◆ DATASET CONTENT
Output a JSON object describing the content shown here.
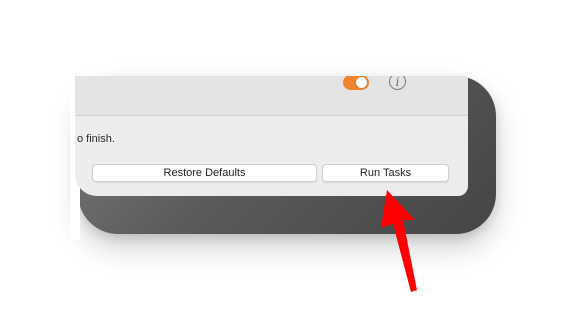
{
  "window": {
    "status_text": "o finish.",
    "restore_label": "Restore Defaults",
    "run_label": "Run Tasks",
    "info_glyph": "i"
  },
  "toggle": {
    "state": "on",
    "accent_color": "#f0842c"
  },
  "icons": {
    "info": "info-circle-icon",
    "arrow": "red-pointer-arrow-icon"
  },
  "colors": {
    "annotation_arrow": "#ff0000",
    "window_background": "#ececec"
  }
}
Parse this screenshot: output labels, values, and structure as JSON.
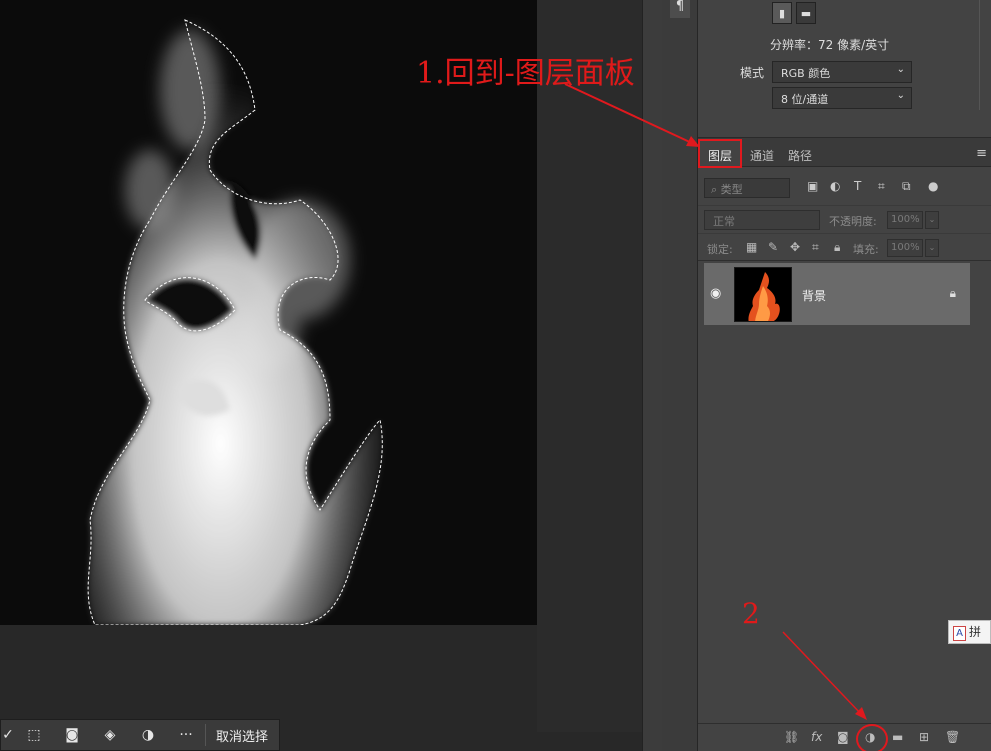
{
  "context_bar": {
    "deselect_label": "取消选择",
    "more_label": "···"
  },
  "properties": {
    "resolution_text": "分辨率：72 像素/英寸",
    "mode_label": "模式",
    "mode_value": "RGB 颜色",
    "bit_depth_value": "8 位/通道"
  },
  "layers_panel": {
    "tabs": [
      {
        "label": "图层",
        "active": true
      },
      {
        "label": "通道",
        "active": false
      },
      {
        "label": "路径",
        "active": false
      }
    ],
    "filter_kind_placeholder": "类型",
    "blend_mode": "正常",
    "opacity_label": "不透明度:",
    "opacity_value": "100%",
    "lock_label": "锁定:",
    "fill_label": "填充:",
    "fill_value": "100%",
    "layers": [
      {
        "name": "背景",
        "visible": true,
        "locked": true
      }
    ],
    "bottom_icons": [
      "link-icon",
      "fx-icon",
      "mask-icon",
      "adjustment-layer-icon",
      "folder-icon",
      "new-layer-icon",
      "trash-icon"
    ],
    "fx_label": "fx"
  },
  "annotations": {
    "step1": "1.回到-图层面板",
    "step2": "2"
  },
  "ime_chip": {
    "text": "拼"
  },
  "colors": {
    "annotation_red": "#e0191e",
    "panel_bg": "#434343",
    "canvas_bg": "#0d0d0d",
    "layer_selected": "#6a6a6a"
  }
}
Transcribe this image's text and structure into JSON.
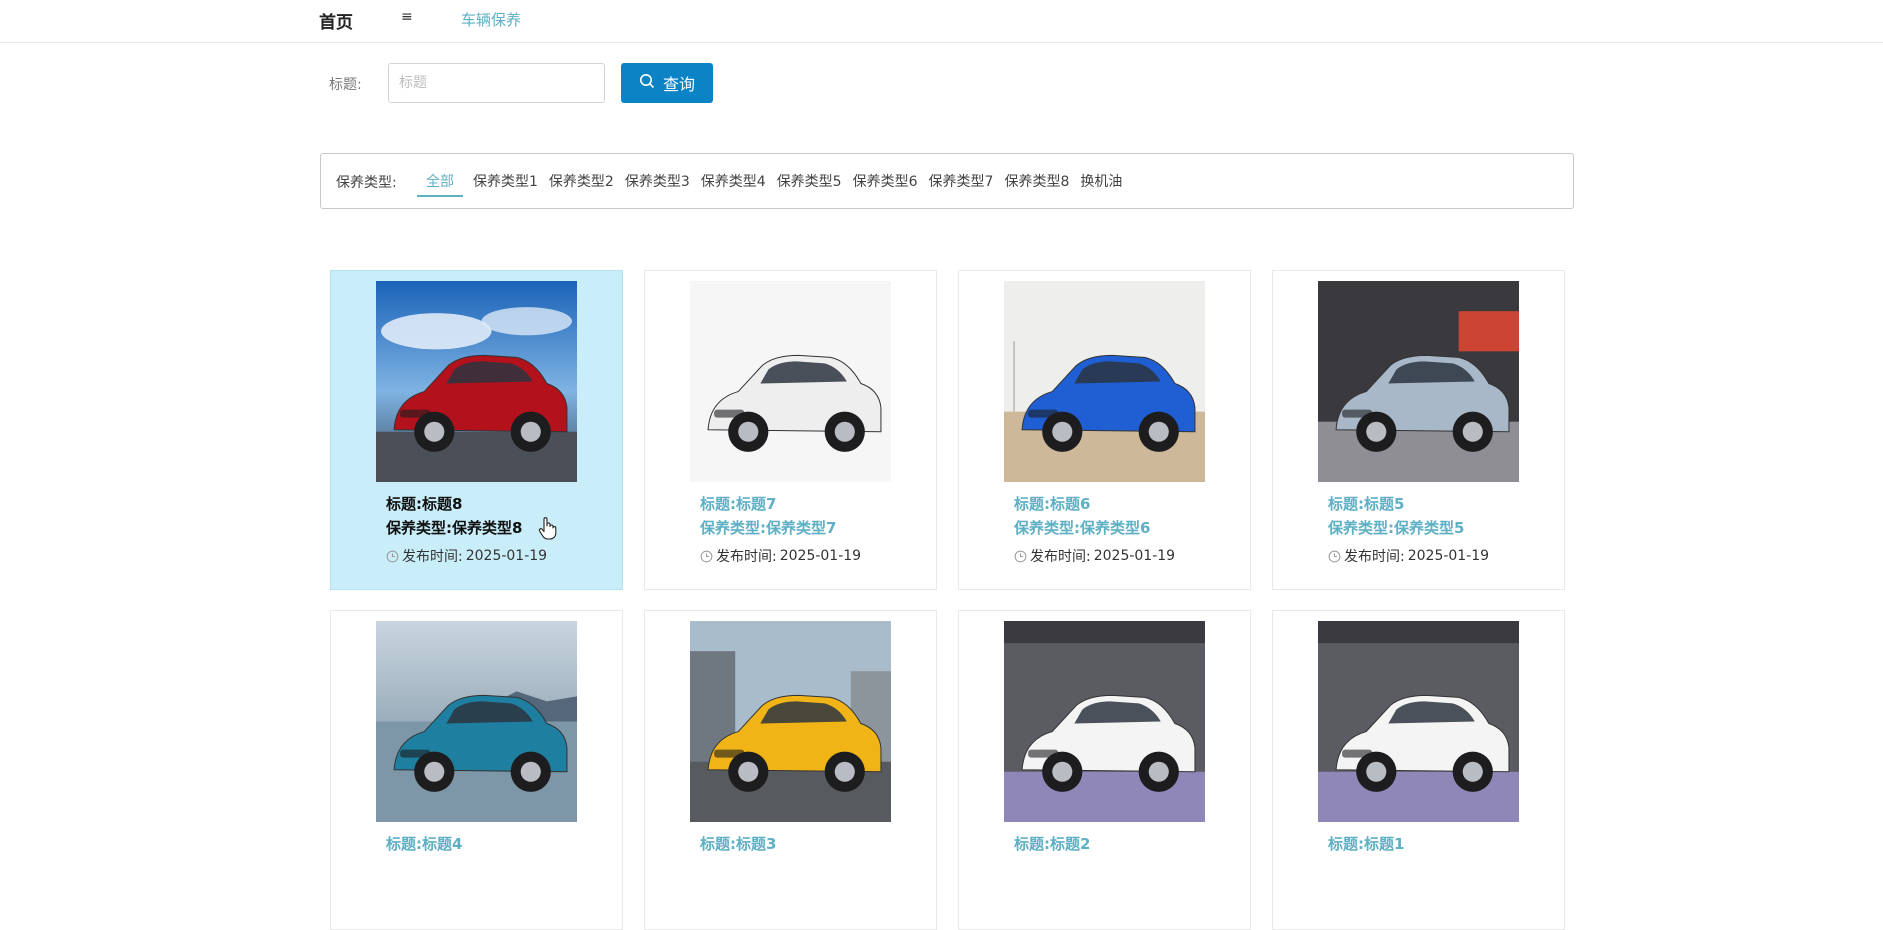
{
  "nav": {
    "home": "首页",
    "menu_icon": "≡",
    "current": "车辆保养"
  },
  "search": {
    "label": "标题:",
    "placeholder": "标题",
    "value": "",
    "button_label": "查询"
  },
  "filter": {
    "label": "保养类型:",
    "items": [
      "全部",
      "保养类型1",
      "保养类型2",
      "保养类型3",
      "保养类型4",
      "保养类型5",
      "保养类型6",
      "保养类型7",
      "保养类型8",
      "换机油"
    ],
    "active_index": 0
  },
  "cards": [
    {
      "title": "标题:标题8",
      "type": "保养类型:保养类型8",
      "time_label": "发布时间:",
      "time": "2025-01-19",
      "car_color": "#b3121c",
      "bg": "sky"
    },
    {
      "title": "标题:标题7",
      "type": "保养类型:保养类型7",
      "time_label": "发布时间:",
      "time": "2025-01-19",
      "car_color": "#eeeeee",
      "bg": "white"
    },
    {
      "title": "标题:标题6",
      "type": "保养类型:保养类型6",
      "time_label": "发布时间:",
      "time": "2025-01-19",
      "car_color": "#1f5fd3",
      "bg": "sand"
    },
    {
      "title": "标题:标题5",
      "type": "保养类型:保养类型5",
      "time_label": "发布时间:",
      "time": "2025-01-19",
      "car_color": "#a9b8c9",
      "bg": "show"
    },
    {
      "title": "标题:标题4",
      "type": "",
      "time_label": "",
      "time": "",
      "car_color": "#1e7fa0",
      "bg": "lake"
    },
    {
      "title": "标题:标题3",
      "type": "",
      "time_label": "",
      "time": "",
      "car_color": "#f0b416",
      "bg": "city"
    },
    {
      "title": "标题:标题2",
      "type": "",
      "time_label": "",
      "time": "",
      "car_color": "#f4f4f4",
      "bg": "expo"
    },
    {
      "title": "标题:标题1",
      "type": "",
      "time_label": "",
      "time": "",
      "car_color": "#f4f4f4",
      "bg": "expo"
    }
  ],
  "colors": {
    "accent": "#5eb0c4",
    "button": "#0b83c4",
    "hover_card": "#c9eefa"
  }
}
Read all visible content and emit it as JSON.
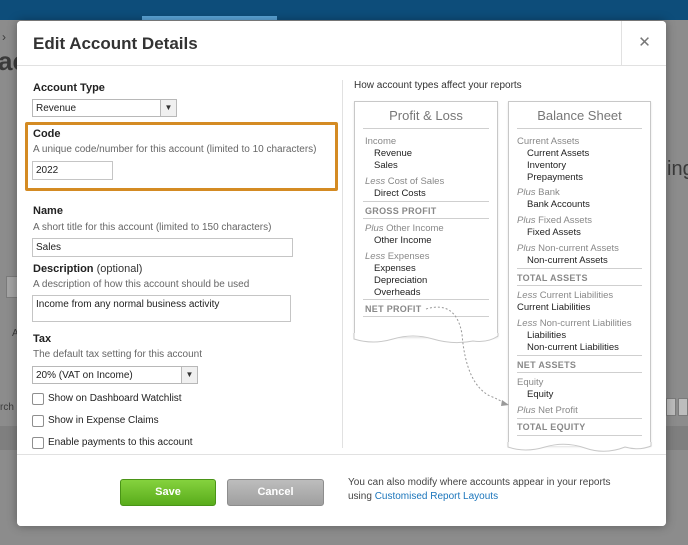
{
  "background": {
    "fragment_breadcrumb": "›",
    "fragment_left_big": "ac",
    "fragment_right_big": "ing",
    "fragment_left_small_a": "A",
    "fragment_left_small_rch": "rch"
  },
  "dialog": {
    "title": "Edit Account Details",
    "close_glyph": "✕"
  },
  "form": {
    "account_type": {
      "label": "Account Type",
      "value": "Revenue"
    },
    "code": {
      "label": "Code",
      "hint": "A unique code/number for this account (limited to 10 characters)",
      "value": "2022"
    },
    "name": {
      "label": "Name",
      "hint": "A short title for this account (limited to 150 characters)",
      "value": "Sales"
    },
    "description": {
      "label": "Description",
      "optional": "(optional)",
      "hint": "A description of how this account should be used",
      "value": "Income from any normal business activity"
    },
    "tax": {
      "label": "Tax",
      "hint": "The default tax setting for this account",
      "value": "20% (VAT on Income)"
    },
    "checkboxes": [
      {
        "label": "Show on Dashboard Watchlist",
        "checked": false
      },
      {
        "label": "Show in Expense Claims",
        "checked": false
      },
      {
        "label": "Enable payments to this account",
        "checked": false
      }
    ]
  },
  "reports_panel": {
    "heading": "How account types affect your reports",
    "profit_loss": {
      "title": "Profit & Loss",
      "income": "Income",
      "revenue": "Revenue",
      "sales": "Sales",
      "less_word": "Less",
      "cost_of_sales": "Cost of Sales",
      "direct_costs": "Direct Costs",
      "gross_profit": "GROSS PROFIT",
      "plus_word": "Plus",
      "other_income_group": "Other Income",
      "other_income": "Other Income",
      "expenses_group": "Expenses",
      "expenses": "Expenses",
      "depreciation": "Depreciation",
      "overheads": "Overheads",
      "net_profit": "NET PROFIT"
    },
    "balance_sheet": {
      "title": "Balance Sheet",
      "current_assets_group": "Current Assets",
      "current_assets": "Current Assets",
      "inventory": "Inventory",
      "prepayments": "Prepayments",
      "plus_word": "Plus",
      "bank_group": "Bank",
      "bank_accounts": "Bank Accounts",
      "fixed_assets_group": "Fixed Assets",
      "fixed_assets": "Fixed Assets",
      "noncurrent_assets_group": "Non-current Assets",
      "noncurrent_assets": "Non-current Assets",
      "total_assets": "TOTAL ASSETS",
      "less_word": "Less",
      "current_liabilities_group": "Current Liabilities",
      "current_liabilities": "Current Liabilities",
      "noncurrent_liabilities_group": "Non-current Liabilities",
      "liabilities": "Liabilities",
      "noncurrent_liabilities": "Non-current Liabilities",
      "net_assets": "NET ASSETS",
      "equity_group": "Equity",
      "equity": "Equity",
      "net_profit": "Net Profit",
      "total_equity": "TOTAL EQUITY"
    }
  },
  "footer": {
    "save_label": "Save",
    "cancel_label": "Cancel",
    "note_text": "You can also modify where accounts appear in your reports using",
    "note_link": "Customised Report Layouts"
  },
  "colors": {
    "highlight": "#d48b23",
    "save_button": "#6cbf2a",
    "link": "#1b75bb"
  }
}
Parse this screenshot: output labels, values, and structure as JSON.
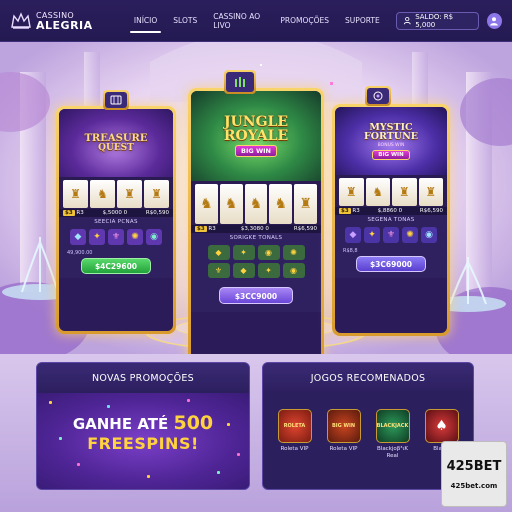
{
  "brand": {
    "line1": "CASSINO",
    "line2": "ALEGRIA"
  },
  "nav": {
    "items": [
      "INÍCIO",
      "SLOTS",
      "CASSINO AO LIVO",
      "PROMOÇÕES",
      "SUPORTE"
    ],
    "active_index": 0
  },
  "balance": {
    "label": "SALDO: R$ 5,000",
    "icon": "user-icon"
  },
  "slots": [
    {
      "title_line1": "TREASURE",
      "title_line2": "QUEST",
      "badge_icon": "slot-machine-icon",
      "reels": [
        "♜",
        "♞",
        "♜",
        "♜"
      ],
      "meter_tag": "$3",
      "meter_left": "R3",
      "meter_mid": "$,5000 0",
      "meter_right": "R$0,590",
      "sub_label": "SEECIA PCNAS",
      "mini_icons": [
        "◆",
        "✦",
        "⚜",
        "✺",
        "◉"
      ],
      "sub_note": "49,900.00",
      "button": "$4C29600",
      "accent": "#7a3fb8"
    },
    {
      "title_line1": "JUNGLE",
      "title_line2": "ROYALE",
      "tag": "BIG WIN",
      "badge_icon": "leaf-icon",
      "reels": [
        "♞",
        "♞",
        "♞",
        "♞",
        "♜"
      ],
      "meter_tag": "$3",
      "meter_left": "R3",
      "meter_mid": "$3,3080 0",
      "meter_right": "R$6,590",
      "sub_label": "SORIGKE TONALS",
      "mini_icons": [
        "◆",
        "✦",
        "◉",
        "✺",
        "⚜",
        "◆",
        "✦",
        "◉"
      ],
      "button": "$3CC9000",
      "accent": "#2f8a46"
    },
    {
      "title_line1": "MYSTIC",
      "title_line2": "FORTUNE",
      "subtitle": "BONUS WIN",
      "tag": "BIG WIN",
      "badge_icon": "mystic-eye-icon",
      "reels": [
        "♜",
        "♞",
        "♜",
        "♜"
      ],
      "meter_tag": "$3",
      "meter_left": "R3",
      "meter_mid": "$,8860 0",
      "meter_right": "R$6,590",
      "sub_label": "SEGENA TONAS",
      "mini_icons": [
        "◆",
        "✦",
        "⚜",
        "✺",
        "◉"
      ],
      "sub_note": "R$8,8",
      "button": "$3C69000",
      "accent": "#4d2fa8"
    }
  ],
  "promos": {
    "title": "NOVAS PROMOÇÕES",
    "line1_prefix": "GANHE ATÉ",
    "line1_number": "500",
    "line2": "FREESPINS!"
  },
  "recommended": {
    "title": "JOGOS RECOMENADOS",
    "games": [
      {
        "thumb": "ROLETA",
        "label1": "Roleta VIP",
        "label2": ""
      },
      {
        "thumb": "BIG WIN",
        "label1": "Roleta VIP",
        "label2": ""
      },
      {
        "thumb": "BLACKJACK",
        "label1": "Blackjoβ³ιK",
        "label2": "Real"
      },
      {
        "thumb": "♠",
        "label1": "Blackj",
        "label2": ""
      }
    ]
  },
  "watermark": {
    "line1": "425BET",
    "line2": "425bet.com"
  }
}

◆ EXERCISE REQUIREMENTS
Extract each line holding the word "Bank" from the records.

◆ TASK RESPONSE
      "bank_group": "Bank",
      "bank_accounts": "Bank Accounts",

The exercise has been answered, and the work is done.